--- start DATASET RECORDS ---
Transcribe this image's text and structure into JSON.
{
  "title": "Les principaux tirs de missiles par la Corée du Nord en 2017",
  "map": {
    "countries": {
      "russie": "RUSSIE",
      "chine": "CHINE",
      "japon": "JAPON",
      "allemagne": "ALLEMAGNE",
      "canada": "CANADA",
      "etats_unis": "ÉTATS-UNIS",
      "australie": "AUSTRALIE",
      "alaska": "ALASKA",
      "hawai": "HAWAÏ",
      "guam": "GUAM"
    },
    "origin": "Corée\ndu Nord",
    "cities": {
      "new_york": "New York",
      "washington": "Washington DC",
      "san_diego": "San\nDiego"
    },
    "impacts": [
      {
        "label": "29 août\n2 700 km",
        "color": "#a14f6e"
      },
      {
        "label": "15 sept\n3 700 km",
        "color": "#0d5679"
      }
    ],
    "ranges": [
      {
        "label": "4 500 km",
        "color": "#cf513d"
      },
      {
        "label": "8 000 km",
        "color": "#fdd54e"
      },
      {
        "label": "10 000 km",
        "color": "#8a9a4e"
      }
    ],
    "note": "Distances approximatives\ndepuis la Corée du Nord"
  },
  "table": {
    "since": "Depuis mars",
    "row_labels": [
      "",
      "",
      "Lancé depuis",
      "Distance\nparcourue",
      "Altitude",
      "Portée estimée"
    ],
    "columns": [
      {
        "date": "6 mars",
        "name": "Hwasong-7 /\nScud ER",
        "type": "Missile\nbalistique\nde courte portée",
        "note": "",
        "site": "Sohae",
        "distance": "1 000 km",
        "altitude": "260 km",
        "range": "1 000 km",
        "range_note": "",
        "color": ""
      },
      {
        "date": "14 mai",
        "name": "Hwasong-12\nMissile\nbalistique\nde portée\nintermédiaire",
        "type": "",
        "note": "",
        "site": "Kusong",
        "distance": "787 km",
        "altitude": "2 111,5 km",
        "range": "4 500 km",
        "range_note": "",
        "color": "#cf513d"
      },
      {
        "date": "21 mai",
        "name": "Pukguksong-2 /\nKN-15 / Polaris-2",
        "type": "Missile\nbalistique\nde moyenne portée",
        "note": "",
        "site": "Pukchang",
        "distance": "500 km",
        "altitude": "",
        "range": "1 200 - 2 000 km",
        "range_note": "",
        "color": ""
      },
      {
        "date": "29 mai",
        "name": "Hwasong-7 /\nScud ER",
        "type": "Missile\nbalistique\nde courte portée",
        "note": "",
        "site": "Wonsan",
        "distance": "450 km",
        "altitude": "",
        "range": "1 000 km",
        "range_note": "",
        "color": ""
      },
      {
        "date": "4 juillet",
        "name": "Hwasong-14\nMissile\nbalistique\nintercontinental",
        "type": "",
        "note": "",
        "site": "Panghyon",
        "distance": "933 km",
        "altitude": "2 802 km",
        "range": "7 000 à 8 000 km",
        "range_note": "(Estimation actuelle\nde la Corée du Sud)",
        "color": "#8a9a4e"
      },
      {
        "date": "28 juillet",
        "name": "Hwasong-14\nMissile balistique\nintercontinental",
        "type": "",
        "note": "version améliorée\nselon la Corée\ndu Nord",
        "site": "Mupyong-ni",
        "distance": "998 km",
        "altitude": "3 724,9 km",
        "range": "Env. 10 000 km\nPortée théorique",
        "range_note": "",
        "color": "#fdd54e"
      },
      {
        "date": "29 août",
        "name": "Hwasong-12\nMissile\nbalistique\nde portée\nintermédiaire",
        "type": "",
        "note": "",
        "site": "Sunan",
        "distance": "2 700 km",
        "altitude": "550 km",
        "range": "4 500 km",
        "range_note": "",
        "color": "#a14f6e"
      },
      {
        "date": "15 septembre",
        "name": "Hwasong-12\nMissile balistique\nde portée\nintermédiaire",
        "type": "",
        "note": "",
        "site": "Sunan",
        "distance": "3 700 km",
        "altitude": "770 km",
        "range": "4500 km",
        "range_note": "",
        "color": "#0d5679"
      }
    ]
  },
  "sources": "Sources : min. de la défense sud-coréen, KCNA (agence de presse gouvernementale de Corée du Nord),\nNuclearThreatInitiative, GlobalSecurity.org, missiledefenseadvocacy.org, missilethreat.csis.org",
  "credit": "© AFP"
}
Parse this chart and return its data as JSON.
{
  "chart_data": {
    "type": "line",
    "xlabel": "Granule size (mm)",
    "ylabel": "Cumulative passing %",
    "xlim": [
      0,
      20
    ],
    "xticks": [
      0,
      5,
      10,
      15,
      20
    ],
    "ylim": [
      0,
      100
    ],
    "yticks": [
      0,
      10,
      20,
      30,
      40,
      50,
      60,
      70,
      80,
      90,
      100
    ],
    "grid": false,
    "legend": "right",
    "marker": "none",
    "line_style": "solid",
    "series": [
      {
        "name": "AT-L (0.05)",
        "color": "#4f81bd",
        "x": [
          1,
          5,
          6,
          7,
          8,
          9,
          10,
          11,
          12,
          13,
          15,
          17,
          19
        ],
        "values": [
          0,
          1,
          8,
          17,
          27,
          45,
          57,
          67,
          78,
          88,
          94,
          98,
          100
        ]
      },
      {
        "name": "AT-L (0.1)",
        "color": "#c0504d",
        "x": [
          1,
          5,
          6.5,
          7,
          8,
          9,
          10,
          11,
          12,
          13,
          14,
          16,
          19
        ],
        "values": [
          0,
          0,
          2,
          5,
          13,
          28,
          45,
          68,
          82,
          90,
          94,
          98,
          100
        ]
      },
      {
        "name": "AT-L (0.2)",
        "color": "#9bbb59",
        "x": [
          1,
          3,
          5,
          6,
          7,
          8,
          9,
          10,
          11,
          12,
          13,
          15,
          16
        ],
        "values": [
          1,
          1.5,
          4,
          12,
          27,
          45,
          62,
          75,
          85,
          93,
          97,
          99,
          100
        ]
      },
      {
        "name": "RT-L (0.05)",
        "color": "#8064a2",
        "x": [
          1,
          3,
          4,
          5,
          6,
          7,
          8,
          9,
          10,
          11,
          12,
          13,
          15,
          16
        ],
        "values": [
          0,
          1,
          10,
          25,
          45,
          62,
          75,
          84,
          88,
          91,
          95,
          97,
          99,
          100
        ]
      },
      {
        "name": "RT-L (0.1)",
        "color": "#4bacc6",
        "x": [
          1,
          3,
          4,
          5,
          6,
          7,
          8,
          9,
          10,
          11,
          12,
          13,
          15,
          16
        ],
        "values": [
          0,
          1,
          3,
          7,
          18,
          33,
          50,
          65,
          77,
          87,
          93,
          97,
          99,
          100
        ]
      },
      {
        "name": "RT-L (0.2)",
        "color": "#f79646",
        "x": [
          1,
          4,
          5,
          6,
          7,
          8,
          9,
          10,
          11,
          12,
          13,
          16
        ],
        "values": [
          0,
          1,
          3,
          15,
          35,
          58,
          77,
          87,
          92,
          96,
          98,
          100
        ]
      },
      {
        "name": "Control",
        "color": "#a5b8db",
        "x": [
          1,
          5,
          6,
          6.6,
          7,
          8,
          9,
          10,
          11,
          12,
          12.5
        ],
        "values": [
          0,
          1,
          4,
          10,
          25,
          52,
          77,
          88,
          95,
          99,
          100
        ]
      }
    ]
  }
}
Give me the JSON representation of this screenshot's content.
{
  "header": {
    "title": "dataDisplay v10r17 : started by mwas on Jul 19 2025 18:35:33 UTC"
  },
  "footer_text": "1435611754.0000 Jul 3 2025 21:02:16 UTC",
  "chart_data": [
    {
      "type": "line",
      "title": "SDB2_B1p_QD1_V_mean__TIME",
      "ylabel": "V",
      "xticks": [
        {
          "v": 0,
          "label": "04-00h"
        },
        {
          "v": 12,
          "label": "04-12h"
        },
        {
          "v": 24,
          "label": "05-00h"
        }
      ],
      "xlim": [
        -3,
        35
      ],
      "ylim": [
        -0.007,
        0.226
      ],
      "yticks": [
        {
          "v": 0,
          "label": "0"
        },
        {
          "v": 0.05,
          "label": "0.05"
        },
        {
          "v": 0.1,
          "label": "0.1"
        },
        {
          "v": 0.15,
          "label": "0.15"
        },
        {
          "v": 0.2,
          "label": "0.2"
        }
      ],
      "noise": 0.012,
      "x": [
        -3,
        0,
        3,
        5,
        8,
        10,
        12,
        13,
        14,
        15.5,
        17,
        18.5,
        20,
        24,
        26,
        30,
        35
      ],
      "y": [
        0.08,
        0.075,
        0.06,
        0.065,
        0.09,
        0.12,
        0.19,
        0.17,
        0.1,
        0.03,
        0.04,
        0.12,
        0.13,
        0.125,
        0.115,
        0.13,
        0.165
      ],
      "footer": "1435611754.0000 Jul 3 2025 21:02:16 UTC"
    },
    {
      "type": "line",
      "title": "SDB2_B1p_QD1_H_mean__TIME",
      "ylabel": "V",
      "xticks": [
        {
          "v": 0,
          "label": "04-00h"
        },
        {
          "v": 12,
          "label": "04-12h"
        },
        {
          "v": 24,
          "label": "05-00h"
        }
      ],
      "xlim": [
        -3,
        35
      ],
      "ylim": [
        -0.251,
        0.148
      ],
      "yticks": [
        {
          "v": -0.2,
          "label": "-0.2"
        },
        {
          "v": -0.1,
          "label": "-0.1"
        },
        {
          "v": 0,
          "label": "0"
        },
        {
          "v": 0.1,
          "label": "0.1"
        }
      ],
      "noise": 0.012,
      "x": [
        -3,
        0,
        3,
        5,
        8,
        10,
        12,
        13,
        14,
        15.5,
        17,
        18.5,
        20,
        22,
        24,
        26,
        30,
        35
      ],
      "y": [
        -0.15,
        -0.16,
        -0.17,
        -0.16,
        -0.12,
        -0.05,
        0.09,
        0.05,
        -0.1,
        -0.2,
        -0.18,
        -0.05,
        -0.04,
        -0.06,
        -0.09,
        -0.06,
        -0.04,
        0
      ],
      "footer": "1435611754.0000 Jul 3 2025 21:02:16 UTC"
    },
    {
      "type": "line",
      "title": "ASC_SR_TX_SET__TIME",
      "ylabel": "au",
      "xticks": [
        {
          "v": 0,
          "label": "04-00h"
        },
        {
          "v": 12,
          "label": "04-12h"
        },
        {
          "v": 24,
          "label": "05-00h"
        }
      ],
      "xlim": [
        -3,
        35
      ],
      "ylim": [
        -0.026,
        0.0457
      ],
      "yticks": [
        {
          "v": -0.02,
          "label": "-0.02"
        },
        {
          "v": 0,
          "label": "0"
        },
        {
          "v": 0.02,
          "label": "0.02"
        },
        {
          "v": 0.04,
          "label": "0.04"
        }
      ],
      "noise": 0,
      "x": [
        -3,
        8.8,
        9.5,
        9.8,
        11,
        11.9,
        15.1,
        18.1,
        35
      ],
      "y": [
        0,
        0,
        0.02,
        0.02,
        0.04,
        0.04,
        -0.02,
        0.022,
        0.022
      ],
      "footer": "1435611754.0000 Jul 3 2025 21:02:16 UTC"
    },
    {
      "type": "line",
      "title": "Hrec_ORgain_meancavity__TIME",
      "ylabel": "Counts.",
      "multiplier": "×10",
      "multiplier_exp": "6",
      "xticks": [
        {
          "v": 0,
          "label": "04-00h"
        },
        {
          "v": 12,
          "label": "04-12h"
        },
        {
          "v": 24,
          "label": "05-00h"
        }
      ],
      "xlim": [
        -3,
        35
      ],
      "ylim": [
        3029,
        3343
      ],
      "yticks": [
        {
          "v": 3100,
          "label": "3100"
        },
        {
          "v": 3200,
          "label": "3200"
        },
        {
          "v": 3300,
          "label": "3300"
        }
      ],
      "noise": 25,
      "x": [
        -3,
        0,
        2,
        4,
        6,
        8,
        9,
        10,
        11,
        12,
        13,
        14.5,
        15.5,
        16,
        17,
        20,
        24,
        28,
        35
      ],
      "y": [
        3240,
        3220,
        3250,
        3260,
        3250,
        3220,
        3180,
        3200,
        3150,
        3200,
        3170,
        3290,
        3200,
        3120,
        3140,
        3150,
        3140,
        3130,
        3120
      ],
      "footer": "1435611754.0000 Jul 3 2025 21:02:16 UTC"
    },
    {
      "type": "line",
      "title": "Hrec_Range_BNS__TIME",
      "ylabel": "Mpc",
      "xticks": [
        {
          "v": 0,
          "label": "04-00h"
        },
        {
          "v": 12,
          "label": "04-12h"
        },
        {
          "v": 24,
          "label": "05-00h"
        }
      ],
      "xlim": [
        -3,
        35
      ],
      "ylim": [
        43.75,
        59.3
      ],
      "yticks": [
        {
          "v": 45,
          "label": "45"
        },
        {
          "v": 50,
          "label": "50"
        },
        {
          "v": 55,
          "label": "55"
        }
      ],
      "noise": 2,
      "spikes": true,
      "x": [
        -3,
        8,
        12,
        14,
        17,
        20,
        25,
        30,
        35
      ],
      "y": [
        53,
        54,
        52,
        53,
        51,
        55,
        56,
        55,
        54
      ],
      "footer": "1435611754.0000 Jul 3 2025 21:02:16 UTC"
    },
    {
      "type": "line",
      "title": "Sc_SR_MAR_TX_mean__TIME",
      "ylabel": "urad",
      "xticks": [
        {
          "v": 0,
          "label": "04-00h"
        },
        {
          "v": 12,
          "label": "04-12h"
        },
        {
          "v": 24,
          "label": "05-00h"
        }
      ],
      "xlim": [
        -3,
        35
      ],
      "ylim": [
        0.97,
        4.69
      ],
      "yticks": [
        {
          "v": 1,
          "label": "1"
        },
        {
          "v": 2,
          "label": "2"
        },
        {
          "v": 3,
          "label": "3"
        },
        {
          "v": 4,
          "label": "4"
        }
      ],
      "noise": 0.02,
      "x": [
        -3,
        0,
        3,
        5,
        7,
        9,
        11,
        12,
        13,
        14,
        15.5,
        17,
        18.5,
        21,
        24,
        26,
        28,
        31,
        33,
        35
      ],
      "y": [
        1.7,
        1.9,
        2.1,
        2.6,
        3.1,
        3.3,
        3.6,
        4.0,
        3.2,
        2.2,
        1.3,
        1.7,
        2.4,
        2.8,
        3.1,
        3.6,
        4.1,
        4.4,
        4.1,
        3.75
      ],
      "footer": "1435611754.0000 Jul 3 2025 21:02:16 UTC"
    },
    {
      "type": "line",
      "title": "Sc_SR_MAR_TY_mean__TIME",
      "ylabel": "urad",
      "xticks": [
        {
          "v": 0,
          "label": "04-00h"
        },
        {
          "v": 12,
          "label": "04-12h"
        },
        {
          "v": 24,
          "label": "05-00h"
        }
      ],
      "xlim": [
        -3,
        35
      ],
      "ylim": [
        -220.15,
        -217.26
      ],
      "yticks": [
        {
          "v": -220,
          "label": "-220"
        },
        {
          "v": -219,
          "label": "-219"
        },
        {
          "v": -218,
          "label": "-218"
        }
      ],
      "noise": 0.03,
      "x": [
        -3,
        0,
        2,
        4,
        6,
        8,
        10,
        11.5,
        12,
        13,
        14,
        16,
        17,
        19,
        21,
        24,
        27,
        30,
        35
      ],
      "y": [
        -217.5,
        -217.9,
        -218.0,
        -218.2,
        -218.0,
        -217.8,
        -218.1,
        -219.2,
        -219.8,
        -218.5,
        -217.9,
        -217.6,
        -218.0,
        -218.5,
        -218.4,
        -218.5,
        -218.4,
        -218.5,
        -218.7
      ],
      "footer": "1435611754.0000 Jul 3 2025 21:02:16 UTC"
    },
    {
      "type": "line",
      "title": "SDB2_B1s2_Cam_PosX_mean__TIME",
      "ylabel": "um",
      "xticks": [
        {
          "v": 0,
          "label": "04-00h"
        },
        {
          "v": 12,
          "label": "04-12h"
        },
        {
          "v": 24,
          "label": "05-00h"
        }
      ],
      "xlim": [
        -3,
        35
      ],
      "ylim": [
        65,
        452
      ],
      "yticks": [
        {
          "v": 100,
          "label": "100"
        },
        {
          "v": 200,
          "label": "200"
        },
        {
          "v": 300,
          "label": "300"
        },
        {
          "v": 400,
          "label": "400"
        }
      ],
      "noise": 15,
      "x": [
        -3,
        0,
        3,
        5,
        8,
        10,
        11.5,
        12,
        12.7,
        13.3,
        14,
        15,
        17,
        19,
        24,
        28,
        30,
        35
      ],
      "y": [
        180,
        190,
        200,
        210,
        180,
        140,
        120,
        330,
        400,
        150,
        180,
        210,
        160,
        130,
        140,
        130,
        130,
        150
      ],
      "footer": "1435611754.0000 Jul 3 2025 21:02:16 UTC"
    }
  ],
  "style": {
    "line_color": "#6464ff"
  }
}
--- end DATASET RECORDS ---
**EXERCISE TASK**
Copy, from the material above, each line in which the string "noise" occurs.

**TASK ANSWER**
      "noise": 0.012,
      "noise": 0.012,
      "noise": 0,
      "noise": 25,
      "noise": 2,
      "noise": 0.02,
      "noise": 0.03,
      "noise": 15,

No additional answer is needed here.